▶ Short task
Extract every line that contains the word "xlabel".

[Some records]

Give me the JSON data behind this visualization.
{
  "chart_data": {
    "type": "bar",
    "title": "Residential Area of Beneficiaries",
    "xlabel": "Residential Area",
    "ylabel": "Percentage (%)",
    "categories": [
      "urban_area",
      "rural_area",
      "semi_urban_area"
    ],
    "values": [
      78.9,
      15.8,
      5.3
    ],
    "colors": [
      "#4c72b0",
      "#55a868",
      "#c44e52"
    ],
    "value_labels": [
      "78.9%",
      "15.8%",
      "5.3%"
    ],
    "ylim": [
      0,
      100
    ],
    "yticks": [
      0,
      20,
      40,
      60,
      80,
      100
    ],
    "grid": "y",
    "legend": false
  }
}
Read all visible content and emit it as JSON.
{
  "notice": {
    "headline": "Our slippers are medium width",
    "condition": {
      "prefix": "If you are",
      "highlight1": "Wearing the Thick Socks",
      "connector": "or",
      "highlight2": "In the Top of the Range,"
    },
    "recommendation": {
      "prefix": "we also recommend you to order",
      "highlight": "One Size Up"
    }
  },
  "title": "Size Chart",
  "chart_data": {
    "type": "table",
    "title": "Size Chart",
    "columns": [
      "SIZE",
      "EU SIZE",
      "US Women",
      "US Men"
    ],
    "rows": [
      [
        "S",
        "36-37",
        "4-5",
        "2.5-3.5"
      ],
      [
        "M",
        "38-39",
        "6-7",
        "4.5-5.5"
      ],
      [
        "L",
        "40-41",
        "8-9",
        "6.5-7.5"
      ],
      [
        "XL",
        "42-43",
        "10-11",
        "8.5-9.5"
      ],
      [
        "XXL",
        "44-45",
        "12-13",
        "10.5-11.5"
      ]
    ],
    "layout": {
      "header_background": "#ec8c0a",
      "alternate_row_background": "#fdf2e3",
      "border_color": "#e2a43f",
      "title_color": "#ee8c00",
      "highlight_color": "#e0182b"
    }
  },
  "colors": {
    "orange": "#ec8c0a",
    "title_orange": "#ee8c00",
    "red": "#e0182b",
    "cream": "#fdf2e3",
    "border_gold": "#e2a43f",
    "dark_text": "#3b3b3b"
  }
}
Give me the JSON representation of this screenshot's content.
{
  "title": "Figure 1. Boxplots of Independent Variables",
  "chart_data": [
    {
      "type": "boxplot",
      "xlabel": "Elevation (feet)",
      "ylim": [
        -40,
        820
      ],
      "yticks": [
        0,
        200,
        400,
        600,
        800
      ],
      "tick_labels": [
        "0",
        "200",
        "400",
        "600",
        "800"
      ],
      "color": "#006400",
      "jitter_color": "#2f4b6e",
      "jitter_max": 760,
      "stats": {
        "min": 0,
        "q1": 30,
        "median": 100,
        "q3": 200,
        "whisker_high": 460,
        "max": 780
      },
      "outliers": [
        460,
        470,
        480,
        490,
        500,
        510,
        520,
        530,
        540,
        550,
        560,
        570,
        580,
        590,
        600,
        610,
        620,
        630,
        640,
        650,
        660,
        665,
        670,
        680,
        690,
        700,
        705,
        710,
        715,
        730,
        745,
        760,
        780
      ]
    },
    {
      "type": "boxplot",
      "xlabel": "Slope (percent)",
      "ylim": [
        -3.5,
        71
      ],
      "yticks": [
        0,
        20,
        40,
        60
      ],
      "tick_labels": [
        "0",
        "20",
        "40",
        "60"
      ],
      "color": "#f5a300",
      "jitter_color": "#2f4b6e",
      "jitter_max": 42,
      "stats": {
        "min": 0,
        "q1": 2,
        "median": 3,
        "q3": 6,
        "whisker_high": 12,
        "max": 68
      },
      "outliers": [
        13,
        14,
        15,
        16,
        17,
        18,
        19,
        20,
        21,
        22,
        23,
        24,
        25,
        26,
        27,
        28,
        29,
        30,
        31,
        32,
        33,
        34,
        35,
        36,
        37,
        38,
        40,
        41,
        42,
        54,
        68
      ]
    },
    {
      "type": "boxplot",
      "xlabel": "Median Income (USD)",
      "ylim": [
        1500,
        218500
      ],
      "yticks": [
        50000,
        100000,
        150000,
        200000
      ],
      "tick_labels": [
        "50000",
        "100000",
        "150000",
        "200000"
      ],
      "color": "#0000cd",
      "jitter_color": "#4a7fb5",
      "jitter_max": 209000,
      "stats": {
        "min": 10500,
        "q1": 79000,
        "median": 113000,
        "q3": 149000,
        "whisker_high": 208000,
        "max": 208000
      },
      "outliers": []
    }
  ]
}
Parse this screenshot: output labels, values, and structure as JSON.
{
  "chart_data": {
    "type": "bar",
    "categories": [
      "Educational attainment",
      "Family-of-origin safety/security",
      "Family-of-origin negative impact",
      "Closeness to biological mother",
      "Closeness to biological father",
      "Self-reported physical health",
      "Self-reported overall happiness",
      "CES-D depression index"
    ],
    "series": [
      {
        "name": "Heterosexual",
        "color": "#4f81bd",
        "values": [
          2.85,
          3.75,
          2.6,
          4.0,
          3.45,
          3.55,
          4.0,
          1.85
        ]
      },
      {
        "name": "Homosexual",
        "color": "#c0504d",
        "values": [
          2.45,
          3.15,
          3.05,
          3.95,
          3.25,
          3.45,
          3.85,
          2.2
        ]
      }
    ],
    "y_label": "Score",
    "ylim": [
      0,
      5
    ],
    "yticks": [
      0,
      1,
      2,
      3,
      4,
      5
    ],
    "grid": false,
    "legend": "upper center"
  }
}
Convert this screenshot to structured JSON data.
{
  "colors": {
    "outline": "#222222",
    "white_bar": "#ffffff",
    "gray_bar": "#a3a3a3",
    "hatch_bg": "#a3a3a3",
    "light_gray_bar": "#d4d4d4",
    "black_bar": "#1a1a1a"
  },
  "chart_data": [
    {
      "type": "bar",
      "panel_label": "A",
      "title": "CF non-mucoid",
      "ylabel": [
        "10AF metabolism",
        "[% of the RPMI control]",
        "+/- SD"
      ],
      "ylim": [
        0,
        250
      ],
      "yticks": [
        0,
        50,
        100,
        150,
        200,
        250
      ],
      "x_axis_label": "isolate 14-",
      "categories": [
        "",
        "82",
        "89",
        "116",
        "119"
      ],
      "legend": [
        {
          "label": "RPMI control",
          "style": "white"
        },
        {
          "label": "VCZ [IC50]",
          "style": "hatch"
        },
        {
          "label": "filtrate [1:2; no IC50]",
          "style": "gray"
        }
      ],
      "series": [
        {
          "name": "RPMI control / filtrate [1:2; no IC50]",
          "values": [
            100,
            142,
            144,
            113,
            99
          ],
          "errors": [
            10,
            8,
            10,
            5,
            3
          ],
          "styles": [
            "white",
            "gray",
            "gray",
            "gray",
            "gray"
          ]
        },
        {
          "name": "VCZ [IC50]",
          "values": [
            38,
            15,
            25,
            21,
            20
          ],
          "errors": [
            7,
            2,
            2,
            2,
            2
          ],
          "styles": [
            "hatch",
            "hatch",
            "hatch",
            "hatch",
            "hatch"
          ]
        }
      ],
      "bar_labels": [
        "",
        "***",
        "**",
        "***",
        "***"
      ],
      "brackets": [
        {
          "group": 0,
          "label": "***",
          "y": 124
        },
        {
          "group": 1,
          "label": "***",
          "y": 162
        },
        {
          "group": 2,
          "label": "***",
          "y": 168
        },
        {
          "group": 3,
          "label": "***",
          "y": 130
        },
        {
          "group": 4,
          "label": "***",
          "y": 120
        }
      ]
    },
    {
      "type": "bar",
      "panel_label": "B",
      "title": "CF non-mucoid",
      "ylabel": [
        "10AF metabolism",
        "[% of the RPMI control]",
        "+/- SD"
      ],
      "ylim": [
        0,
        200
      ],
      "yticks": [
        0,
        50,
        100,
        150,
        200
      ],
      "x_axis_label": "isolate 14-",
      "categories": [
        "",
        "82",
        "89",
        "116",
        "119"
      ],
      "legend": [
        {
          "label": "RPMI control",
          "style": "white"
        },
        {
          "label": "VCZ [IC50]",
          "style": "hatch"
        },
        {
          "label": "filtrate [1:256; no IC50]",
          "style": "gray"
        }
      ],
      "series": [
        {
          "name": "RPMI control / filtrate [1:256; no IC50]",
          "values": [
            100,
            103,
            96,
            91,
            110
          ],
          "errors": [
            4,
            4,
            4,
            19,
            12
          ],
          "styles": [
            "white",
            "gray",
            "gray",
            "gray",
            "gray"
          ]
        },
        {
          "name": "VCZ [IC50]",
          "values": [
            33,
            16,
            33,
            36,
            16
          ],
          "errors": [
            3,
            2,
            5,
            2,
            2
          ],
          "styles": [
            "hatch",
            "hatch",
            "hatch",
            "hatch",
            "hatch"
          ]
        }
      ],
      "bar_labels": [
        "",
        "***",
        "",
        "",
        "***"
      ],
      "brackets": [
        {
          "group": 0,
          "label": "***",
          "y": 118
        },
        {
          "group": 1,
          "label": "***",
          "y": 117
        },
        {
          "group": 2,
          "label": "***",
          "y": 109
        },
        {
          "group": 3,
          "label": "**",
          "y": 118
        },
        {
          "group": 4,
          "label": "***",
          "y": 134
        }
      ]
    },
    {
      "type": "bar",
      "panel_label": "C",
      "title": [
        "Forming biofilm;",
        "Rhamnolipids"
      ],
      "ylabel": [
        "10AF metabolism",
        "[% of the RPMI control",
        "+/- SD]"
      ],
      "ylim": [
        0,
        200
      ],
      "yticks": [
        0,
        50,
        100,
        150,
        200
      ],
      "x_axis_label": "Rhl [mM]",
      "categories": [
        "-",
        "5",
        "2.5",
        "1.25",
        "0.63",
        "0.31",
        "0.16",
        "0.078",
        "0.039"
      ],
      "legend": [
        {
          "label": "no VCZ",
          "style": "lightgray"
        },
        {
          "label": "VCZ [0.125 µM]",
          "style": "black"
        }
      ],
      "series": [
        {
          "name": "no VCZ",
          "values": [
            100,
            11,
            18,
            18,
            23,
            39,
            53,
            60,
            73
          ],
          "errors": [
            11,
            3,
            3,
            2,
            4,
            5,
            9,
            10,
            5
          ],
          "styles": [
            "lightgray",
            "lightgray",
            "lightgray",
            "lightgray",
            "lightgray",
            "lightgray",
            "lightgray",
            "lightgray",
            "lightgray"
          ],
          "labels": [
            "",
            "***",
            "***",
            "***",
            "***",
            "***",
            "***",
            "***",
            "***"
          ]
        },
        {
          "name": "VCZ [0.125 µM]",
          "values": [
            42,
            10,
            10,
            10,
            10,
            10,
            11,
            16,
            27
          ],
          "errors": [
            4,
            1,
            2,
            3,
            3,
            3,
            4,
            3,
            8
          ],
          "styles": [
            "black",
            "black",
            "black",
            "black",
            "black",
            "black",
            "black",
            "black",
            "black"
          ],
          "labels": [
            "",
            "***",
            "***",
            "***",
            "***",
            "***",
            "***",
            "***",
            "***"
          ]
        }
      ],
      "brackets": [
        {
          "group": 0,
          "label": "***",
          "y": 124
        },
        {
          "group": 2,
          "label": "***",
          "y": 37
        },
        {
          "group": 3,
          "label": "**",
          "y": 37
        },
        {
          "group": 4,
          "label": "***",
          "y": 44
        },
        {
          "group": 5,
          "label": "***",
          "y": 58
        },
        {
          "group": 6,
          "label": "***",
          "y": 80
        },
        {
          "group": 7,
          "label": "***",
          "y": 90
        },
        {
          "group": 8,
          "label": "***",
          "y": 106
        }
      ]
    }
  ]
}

▶ Result of this exercise
    "xlabel": "Residential Area",
      "xlabel": "Elevation (feet)",
      "xlabel": "Slope (percent)",
      "xlabel": "Median Income (USD)",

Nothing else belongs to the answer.